Exercise aim – Render everything from the line containing "Patent image size: (829, 561)." down to the line containing "The near-field communications", both included, as a Markdown table with the columns Row and Line. Number the rows, skip blank lines, and include no other lines.

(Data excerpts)
========================
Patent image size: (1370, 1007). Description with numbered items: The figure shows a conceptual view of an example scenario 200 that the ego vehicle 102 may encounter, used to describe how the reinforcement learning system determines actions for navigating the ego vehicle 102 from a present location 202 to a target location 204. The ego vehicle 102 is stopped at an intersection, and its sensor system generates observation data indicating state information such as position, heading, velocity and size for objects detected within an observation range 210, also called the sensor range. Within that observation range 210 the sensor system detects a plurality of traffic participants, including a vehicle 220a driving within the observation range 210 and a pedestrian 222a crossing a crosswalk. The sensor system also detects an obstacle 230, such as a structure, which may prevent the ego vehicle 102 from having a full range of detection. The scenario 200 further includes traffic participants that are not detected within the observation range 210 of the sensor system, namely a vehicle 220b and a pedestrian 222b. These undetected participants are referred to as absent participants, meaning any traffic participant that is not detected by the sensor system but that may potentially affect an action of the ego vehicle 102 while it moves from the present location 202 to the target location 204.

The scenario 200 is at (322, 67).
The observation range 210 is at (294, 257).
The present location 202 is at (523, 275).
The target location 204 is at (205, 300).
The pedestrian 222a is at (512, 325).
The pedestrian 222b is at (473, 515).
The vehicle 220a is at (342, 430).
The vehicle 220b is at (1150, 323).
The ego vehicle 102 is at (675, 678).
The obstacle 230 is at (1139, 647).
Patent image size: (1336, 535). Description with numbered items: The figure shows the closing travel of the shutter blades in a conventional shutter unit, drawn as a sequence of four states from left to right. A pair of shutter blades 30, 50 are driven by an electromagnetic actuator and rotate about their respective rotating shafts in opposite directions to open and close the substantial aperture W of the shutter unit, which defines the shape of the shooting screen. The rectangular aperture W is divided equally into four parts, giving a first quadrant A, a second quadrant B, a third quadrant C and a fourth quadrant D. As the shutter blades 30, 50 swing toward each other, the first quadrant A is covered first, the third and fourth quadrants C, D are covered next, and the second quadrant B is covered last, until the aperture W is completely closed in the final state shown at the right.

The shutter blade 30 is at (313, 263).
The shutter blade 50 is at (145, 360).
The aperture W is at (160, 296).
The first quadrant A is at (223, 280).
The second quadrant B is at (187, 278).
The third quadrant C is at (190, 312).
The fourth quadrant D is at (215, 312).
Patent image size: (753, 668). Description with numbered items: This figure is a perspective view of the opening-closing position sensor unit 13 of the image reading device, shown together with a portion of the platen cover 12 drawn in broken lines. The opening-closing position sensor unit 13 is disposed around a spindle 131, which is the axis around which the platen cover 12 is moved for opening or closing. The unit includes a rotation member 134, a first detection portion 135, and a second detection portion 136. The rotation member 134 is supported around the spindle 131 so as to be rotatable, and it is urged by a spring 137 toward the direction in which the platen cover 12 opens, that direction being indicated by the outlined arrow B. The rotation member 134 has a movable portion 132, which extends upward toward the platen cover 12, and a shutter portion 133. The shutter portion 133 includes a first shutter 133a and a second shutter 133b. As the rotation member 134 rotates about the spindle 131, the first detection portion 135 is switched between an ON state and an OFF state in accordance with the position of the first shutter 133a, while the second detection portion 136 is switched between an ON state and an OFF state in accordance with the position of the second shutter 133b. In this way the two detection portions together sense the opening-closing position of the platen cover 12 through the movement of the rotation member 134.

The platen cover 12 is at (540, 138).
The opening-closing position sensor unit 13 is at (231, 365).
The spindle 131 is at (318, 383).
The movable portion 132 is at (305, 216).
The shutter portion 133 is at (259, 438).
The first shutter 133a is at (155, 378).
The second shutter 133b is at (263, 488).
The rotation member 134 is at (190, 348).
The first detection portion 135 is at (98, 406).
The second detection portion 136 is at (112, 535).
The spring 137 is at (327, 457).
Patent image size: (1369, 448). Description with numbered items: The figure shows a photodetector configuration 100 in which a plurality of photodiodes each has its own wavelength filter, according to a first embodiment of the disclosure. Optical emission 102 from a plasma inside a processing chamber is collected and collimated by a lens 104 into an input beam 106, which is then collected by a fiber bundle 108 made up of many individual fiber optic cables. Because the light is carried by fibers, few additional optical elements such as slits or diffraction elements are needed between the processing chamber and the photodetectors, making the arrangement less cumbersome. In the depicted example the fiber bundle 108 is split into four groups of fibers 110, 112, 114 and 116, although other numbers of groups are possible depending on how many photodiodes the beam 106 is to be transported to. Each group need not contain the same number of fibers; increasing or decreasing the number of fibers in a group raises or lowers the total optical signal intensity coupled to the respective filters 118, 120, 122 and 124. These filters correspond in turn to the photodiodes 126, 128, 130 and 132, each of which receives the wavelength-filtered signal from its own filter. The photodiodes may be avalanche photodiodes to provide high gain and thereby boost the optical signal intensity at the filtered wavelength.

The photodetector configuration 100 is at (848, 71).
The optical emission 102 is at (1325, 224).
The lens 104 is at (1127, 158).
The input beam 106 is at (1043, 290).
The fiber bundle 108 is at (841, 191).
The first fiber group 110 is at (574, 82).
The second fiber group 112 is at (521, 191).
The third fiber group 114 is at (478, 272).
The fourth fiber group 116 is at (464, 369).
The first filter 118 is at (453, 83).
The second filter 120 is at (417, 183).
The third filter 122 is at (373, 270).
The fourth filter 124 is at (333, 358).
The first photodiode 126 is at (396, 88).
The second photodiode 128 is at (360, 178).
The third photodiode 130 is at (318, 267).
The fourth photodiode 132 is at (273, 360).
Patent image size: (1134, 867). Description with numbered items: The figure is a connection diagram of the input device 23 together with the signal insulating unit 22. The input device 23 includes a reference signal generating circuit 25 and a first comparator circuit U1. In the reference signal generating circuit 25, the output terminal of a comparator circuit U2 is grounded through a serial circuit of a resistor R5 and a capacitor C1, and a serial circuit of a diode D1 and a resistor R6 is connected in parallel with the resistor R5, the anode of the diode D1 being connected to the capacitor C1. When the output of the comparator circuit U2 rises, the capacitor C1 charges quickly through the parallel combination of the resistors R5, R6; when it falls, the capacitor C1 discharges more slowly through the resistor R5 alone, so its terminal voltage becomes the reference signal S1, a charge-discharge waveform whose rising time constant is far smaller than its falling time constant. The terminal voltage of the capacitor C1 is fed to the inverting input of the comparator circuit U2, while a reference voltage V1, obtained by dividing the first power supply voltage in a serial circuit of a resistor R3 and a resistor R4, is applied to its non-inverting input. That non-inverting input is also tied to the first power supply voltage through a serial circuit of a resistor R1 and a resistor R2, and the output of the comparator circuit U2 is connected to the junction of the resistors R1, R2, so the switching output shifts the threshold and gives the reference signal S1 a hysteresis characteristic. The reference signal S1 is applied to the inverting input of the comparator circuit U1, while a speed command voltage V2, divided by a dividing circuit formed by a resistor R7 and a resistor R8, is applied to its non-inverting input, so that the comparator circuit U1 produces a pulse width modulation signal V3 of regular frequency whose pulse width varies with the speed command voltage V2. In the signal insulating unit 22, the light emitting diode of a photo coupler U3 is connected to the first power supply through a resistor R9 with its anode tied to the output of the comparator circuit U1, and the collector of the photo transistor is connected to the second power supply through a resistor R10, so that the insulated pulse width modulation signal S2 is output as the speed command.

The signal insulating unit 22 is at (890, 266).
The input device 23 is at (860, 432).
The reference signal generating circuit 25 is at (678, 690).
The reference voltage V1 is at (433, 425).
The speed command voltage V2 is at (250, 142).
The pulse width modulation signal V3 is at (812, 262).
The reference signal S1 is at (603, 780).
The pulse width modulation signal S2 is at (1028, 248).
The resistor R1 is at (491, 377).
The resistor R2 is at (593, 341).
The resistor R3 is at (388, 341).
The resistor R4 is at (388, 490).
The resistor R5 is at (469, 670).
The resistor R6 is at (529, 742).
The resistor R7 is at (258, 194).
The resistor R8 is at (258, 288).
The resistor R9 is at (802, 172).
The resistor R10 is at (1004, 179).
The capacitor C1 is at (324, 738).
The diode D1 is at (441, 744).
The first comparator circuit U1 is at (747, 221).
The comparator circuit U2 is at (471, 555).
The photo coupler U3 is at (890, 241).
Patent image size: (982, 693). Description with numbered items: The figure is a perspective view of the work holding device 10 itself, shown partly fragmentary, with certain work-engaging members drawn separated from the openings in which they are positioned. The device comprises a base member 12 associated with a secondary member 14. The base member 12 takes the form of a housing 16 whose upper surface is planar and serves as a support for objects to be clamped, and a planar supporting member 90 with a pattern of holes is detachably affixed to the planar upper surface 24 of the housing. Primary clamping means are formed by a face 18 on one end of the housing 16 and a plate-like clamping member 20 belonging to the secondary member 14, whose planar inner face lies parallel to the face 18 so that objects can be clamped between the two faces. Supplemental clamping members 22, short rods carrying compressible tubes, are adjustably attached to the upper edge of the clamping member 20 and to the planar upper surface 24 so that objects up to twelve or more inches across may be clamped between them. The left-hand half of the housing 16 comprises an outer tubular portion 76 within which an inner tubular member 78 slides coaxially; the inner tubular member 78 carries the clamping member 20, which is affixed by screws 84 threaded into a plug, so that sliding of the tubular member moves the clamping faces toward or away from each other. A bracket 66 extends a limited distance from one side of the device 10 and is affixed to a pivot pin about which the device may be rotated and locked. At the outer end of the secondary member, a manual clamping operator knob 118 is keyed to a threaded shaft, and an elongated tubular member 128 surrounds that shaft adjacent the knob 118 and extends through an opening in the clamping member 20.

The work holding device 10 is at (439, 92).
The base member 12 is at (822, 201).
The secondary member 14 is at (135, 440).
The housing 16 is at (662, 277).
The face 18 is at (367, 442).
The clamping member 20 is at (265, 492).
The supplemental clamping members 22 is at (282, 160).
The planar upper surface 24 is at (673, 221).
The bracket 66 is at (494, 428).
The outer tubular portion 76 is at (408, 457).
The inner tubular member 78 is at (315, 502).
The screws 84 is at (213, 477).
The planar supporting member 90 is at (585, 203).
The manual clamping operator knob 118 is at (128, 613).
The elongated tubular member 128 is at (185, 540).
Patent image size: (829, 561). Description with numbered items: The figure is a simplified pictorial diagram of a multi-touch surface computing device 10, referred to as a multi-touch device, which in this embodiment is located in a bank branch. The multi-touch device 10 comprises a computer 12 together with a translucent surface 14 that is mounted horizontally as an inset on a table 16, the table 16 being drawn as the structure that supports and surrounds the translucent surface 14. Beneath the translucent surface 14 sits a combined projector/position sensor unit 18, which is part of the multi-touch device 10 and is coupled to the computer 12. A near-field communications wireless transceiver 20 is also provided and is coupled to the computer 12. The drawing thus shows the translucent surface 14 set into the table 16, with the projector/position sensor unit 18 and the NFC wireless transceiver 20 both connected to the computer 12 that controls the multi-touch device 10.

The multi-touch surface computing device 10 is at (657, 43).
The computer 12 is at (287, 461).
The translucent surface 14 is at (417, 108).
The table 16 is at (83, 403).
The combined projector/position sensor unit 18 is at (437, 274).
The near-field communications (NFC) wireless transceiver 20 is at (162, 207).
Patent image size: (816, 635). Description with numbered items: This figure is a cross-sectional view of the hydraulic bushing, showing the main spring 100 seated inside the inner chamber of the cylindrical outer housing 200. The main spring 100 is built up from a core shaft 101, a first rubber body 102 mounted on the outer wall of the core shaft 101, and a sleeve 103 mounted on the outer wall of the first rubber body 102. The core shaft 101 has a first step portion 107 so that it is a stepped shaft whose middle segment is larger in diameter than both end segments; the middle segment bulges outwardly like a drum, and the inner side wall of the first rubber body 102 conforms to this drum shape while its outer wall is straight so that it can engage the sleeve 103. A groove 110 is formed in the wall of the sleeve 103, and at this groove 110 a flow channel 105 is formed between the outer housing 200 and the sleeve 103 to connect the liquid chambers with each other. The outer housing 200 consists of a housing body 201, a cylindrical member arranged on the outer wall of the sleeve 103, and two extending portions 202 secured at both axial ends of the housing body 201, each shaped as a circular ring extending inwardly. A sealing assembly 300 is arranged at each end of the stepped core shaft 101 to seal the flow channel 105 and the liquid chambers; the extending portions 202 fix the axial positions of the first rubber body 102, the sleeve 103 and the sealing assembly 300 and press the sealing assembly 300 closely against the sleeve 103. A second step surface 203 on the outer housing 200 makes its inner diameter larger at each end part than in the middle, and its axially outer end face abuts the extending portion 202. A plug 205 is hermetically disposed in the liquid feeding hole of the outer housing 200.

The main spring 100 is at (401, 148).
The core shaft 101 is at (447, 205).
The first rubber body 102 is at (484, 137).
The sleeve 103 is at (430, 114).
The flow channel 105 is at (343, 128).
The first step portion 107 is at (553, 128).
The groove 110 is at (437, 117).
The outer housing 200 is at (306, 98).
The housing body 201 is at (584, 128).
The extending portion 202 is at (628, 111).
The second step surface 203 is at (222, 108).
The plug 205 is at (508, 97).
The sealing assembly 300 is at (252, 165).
========================
Answer to the task –
| Row | Line |
|---|---|
| 1 | Patent image size: (829, 561). Description with numbered items: The figure is a simplified pictorial diagram of a multi-touch surface computing device 10, referred to as a multi-touch device, which in this embodiment is located in a bank branch. The multi-touch device 10 comprises a computer 12 together with a translucent surface 14 that is mounted horizontally as an inset on a table 16, the table 16 being drawn as the structure that supports and surrounds the translucent surface 14. Beneath the translucent surface 14 sits a combined projector/position sensor unit 18, which is part of the multi-touch device 10 and is coupled to the computer 12. A near-field communications wireless transceiver 20 is also provided and is coupled to the computer 12. The drawing thus shows the translucent surface 14 set into the table 16, with the projector/position sensor unit 18 and the NFC wireless transceiver 20 both connected to the computer 12 that controls the multi-touch device 10. |
| 2 | The multi-touch surface computing device 10 is at (657, 43). |
| 3 | The computer 12 is at (287, 461). |
| 4 | The translucent surface 14 is at (417, 108). |
| 5 | The table 16 is at (83, 403). |
| 6 | The combined projector/position sensor unit 18 is at (437, 274). |
| 7 | The near-field communications (NFC) wireless transceiver 20 is at (162, 207). |